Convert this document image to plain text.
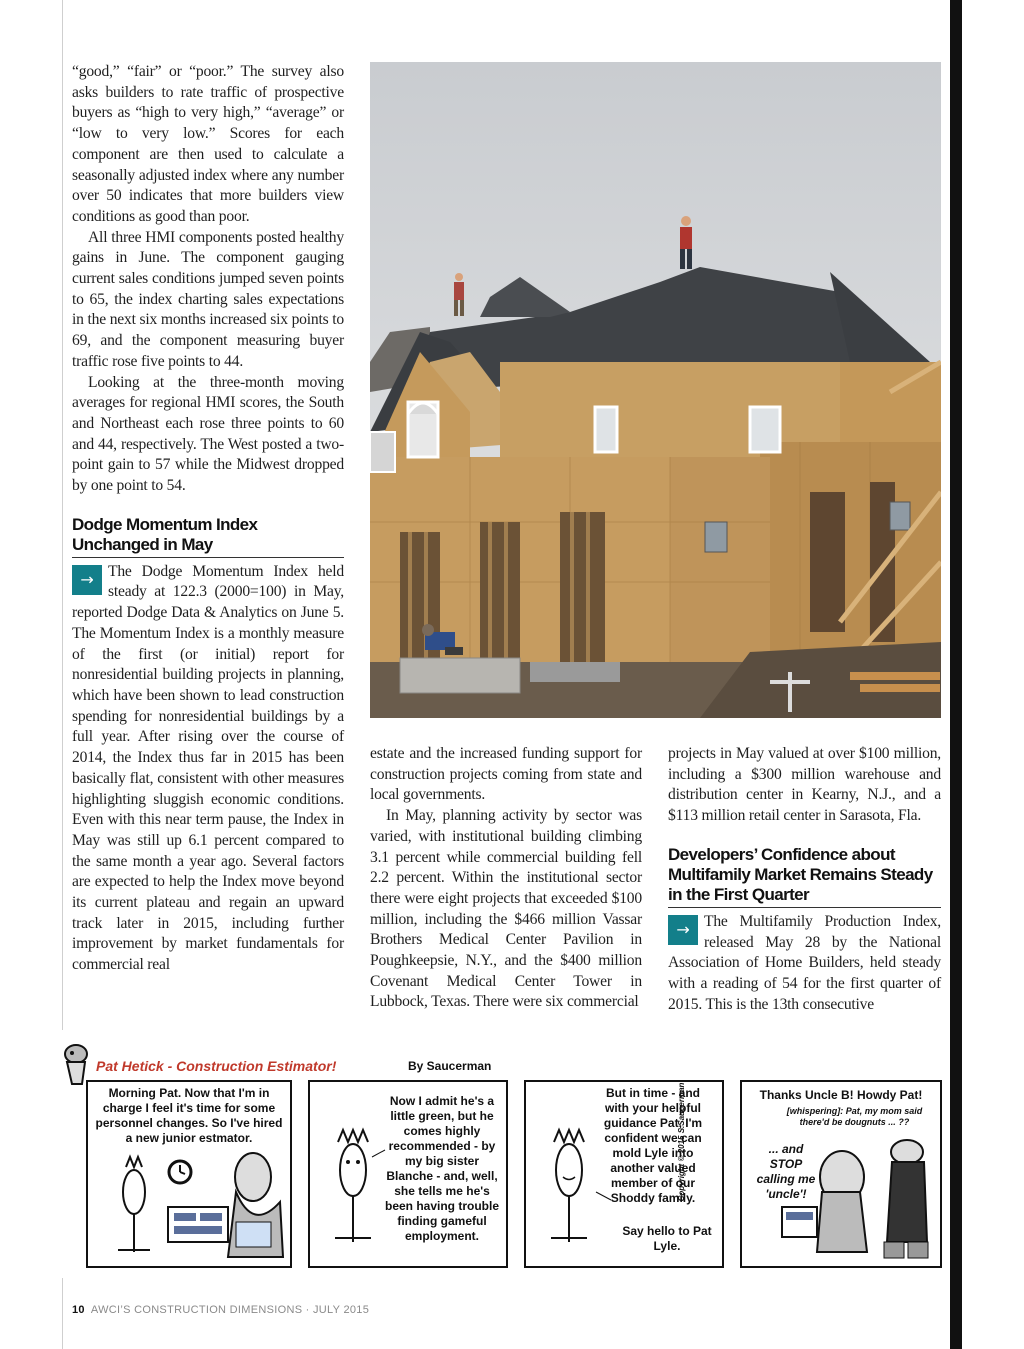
“good,” “fair” or “poor.” The survey also asks builders to rate traffic of prospective buyers as “high to very high,” “average” or “low to very low.” Scores for each component are then used to calculate a seasonally adjusted index where any number over 50 indicates that more builders view conditions as good than poor.

All three HMI components posted healthy gains in June. The component gauging current sales conditions jumped seven points to 65, the index charting sales expectations in the next six months increased six points to 69, and the component measuring buyer traffic rose five points to 44.

Looking at the three-month moving averages for regional HMI scores, the South and Northeast each rose three points to 60 and 44, respectively. The West posted a two-point gain to 57 while the Midwest dropped by one point to 54.

Dodge Momentum Index Unchanged in May

→ The Dodge Momentum Index held steady at 122.3 (2000=100) in May, reported Dodge Data & Analytics on June 5. The Momentum Index is a monthly measure of the first (or initial) report for nonresidential building projects in planning, which have been shown to lead construction spending for nonresidential buildings by a full year. After rising over the course of 2014, the Index thus far in 2015 has been basically flat, consistent with other measures highlighting sluggish economic conditions. Even with this near term pause, the Index in May was still up 6.1 percent compared to the same month a year ago. Several factors are expected to help the Index move beyond its current plateau and regain an upward track later in 2015, including further improvement by market fundamentals for commercial real

estate and the increased funding support for construction projects coming from state and local governments.

In May, planning activity by sector was varied, with institutional building climbing 3.1 percent while commercial building fell 2.2 percent. Within the institutional sector there were eight projects that exceeded $100 million, including the $466 million Vassar Brothers Medical Center Pavilion in Poughkeepsie, N.Y., and the $400 million Covenant Medical Center Tower in Lubbock, Texas. There were six commercial

projects in May valued at over $100 million, including a $300 million warehouse and distribution center in Kearny, N.J., and a $113 million retail center in Sarasota, Fla.

Developers’ Confidence about Multifamily Market Remains Steady in the First Quarter

→ The Multifamily Production Index, released May 28 by the National Association of Home Builders, held steady with a reading of 54 for the first quarter of 2015. This is the 13th consecutive

Pat Hetick - Construction Estimator!	By Saucerman
Morning Pat. Now that I'm in charge I feel it's time for some personnel changes. So I've hired a new junior estmator.
Now I admit he's a little green, but he comes highly recommended - by my big sister Blanche - and, well, she tells me he's been having trouble finding gameful employment.
But in time - and with your helpful guidance Pat, I'm confident we can mold Lyle into another valued member of our Shoddy family.
Say hello to Pat Lyle.
Copyright © 2015 S.Saucerman	Thanks Uncle B! Howdy Pat!
[whispering]: Pat, my mom said there'd be dougnuts ... ??
... and STOP calling me 'uncle'!
10 AWCI’S CONSTRUCTION DIMENSIONS · JULY 2015
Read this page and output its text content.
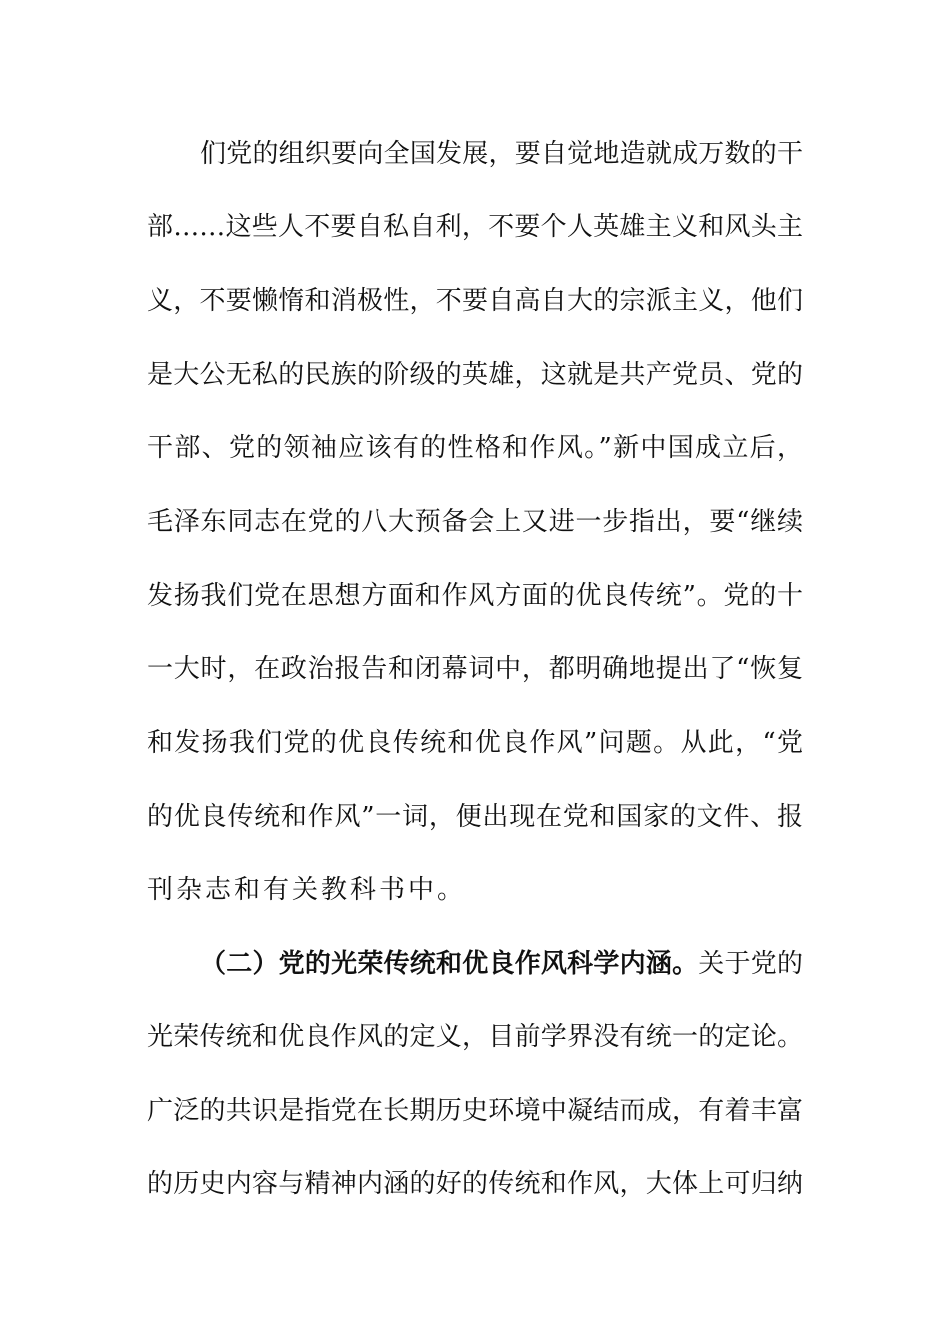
们党的组织要向全国发展，要自觉地造就成万数的干
部……这些人不要自私自利，不要个人英雄主义和风头主
义，不要懒惰和消极性，不要自高自大的宗派主义，他们
是大公无私的民族的阶级的英雄，这就是共产党员、党的
干部、党的领袖应该有的性格和作风。”新中国成立后，
毛泽东同志在党的八大预备会上又进一步指出，要“继续
发扬我们党在思想方面和作风方面的优良传统”。党的十
一大时，在政治报告和闭幕词中，都明确地提出了“恢复
和发扬我们党的优良传统和优良作风”问题。从此，“党
的优良传统和作风”一词，便出现在党和国家的文件、报
刊杂志和有关教科书中。
（二）党的光荣传统和优良作风科学内涵。关于党的
光荣传统和优良作风的定义，目前学界没有统一的定论。
广泛的共识是指党在长期历史环境中凝结而成，有着丰富
的历史内容与精神内涵的好的传统和作风，大体上可归纳
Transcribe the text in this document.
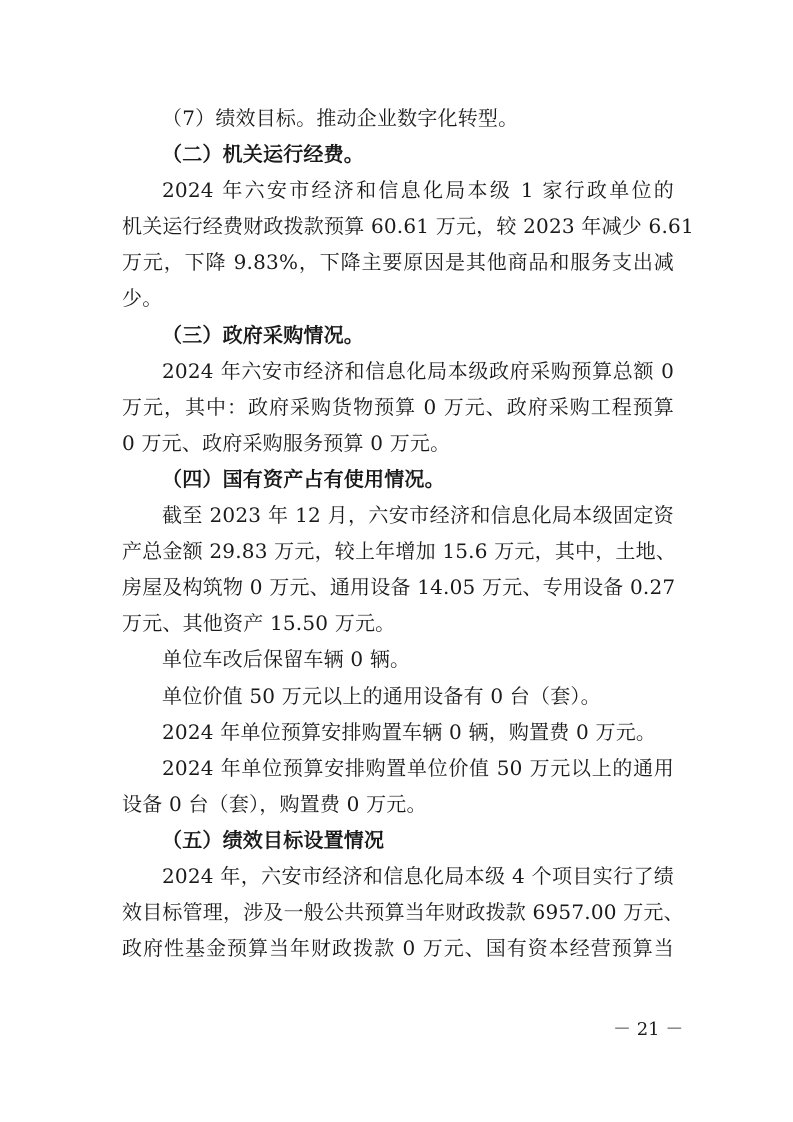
（7）绩效目标。推动企业数字化转型。
（二）机关运行经费。
2024 年六安市经济和信息化局本级 1 家行政单位的
机关运行经费财政拨款预算 60.61 万元，较 2023 年减少 6.61
万元，下降 9.83%，下降主要原因是其他商品和服务支出减
少。
（三）政府采购情况。
2024 年六安市经济和信息化局本级政府采购预算总额 0
万元，其中：政府采购货物预算 0 万元、政府采购工程预算
0 万元、政府采购服务预算 0 万元。
（四）国有资产占有使用情况。
截至 2023 年 12 月，六安市经济和信息化局本级固定资
产总金额 29.83 万元，较上年增加 15.6 万元，其中，土地、
房屋及构筑物 0 万元、通用设备 14.05 万元、专用设备 0.27
万元、其他资产 15.50 万元。
单位车改后保留车辆 0 辆。
单位价值 50 万元以上的通用设备有 0 台（套）。
2024 年单位预算安排购置车辆 0 辆，购置费 0 万元。
2024 年单位预算安排购置单位价值 50 万元以上的通用
设备 0 台（套），购置费 0 万元。
（五）绩效目标设置情况
2024 年，六安市经济和信息化局本级 4 个项目实行了绩
效目标管理，涉及一般公共预算当年财政拨款 6957.00 万元、
政府性基金预算当年财政拨款 0 万元、国有资本经营预算当
－ 21 －
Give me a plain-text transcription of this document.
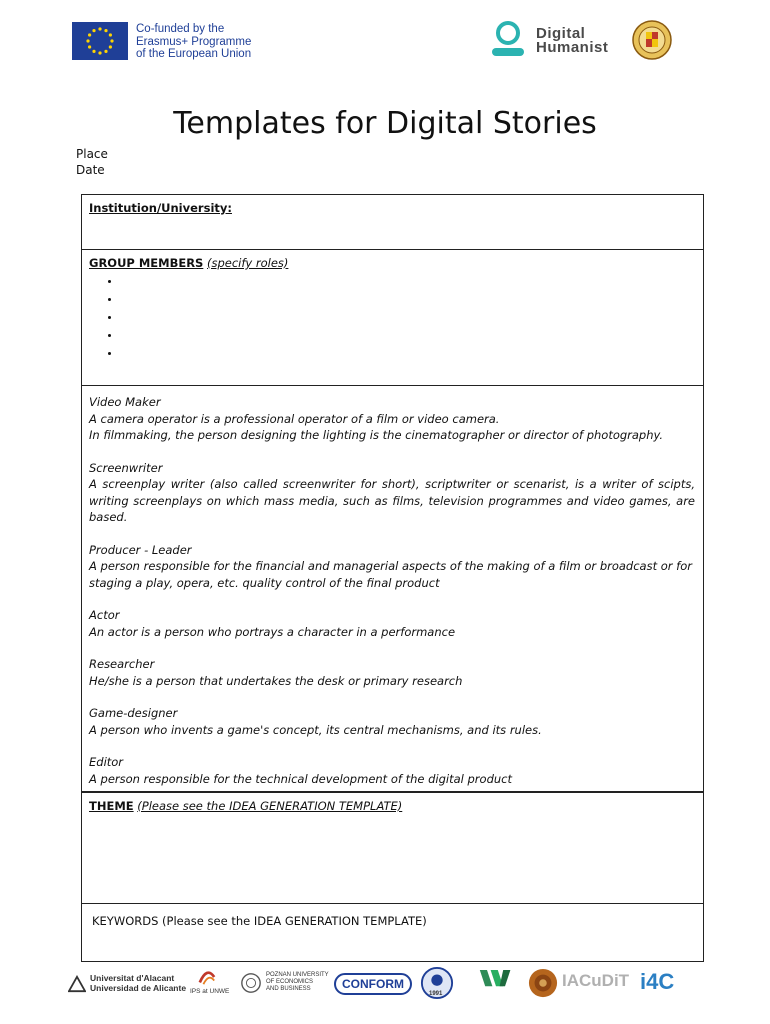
Co-funded by the
Erasmus+ Programme
of the European Union
Digital
Humanist
Templates for Digital Stories
Place
Date
Institution/University:
GROUP MEMBERS (specify roles)
•
•
•
•
•

Video Maker

A camera operator is a professional operator of a film or video camera.

In filmmaking, the person designing the lighting is the cinematographer or director of photography.

Screenwriter

A screenplay writer (also called screenwriter for short), scriptwriter or scenarist, is a writer of scipts, writing screenplays on which mass media, such as films, television programmes and video games, are based.

Producer - Leader

A person responsible for the financial and managerial aspects of the making of a film or broadcast or for staging a play, opera, etc. quality control of the final product

Actor

An actor is a person who portrays a character in a performance

Researcher

He/she is a person that undertakes the desk or primary research

Game-designer

A person who invents a game's concept, its central mechanisms, and its rules.

Editor

A person responsible for the technical development of the digital product

THEME (Please see the IDEA GENERATION TEMPLATE)
KEYWORDS (Please see the IDEA GENERATION TEMPLATE)
Universitat d'Alacant
Universidad de Alicante IPS at UNWE
POZNAN UNIVERSITY
OF ECONOMICS
AND BUSINESS	CONFORM
1991
IACuDiT i4C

Problem requirements
Reproduce every line precisely as given, omitting all pictures.

Response below
Convert this document image to plain text.
“good,” “fair” or “poor.” The survey also asks builders to rate traffic of prospective buyers as “high to very high,” “average” or “low to very low.” Scores for each component are then used to calculate a seasonally adjusted index where any number over 50 indicates that more builders view conditions as good than poor.

All three HMI components posted healthy gains in June. The component gauging current sales conditions jumped seven points to 65, the index charting sales expectations in the next six months increased six points to 69, and the component measuring buyer traffic rose five points to 44.

Looking at the three-month moving averages for regional HMI scores, the South and Northeast each rose three points to 60 and 44, respectively. The West posted a two-point gain to 57 while the Midwest dropped by one point to 54.

Dodge Momentum Index Unchanged in May

→ The Dodge Momentum Index held steady at 122.3 (2000=100) in May, reported Dodge Data & Analytics on June 5. The Momentum Index is a monthly measure of the first (or initial) report for nonresidential building projects in planning, which have been shown to lead construction spending for nonresidential buildings by a full year. After rising over the course of 2014, the Index thus far in 2015 has been basically flat, consistent with other measures highlighting sluggish economic conditions. Even with this near term pause, the Index in May was still up 6.1 percent compared to the same month a year ago. Several factors are expected to help the Index move beyond its current plateau and regain an upward track later in 2015, including further improvement by market fundamentals for commercial real

estate and the increased funding support for construction projects coming from state and local governments.

In May, planning activity by sector was varied, with institutional building climbing 3.1 percent while commercial building fell 2.2 percent. Within the institutional sector there were eight projects that exceeded $100 million, including the $466 million Vassar Brothers Medical Center Pavilion in Poughkeepsie, N.Y., and the $400 million Covenant Medical Center Tower in Lubbock, Texas. There were six commercial

projects in May valued at over $100 million, including a $300 million warehouse and distribution center in Kearny, N.J., and a $113 million retail center in Sarasota, Fla.

Developers’ Confidence about Multifamily Market Remains Steady in the First Quarter

→ The Multifamily Production Index, released May 28 by the National Association of Home Builders, held steady with a reading of 54 for the first quarter of 2015. This is the 13th consecutive

Pat Hetick - Construction Estimator!	By Saucerman
Morning Pat. Now that I'm in charge I feel it's time for some personnel changes. So I've hired a new junior estmator.
Now I admit he's a little green, but he comes highly recommended - by my big sister Blanche - and, well, she tells me he's been having trouble finding gameful employment.
But in time - and with your helpful guidance Pat, I'm confident we can mold Lyle into another valued member of our Shoddy family.
Say hello to Pat Lyle.
Copyright © 2015 S.Saucerman	Thanks Uncle B! Howdy Pat!
[whispering]: Pat, my mom said there'd be dougnuts ... ??
... and STOP calling me 'uncle'!
10 AWCI’S CONSTRUCTION DIMENSIONS · JULY 2015
Read this page and output its text content.
们党的组织要向全国发展，要自觉地造就成万数的干
部……这些人不要自私自利，不要个人英雄主义和风头主
义，不要懒惰和消极性，不要自高自大的宗派主义，他们
是大公无私的民族的阶级的英雄，这就是共产党员、党的
干部、党的领袖应该有的性格和作风。”新中国成立后，
毛泽东同志在党的八大预备会上又进一步指出，要“继续
发扬我们党在思想方面和作风方面的优良传统”。党的十
一大时，在政治报告和闭幕词中，都明确地提出了“恢复
和发扬我们党的优良传统和优良作风”问题。从此，“党
的优良传统和作风”一词，便出现在党和国家的文件、报
刊杂志和有关教科书中。
（二）党的光荣传统和优良作风科学内涵。关于党的
光荣传统和优良作风的定义，目前学界没有统一的定论。
广泛的共识是指党在长期历史环境中凝结而成，有着丰富
的历史内容与精神内涵的好的传统和作风，大体上可归纳
Transcribe the text in this document.
（7）绩效目标。推动企业数字化转型。
（二）机关运行经费。
2024 年六安市经济和信息化局本级 1 家行政单位的
机关运行经费财政拨款预算 60.61 万元，较 2023 年减少 6.61
万元，下降 9.83%，下降主要原因是其他商品和服务支出减
少。
（三）政府采购情况。
2024 年六安市经济和信息化局本级政府采购预算总额 0
万元，其中：政府采购货物预算 0 万元、政府采购工程预算
0 万元、政府采购服务预算 0 万元。
（四）国有资产占有使用情况。
截至 2023 年 12 月，六安市经济和信息化局本级固定资
产总金额 29.83 万元，较上年增加 15.6 万元，其中，土地、
房屋及构筑物 0 万元、通用设备 14.05 万元、专用设备 0.27
万元、其他资产 15.50 万元。
单位车改后保留车辆 0 辆。
单位价值 50 万元以上的通用设备有 0 台（套）。
2024 年单位预算安排购置车辆 0 辆，购置费 0 万元。
2024 年单位预算安排购置单位价值 50 万元以上的通用
设备 0 台（套），购置费 0 万元。
（五）绩效目标设置情况
2024 年，六安市经济和信息化局本级 4 个项目实行了绩
效目标管理，涉及一般公共预算当年财政拨款 6957.00 万元、
政府性基金预算当年财政拨款 0 万元、国有资本经营预算当
－ 21 －
Give me a plain-text transcription of this document.
Co-funded by the
Erasmus+ Programme
of the European Union
Digital
Humanist
Templates for Digital Stories
Place
Date
Institution/University:
GROUP MEMBERS (specify roles)
•
•
•
•
•

Video Maker

A camera operator is a professional operator of a film or video camera.

In filmmaking, the person designing the lighting is the cinematographer or director of photography.

Screenwriter

A screenplay writer (also called screenwriter for short), scriptwriter or scenarist, is a writer of scipts, writing screenplays on which mass media, such as films, television programmes and video games, are based.

Producer - Leader

A person responsible for the financial and managerial aspects of the making of a film or broadcast or for staging a play, opera, etc. quality control of the final product

Actor

An actor is a person who portrays a character in a performance

Researcher

He/she is a person that undertakes the desk or primary research

Game-designer

A person who invents a game's concept, its central mechanisms, and its rules.

Editor

A person responsible for the technical development of the digital product

THEME (Please see the IDEA GENERATION TEMPLATE)
KEYWORDS (Please see the IDEA GENERATION TEMPLATE)
Universitat d'Alacant
Universidad de Alicante IPS at UNWE
POZNAN UNIVERSITY
OF ECONOMICS
AND BUSINESS	CONFORM
1991
IACuDiT i4C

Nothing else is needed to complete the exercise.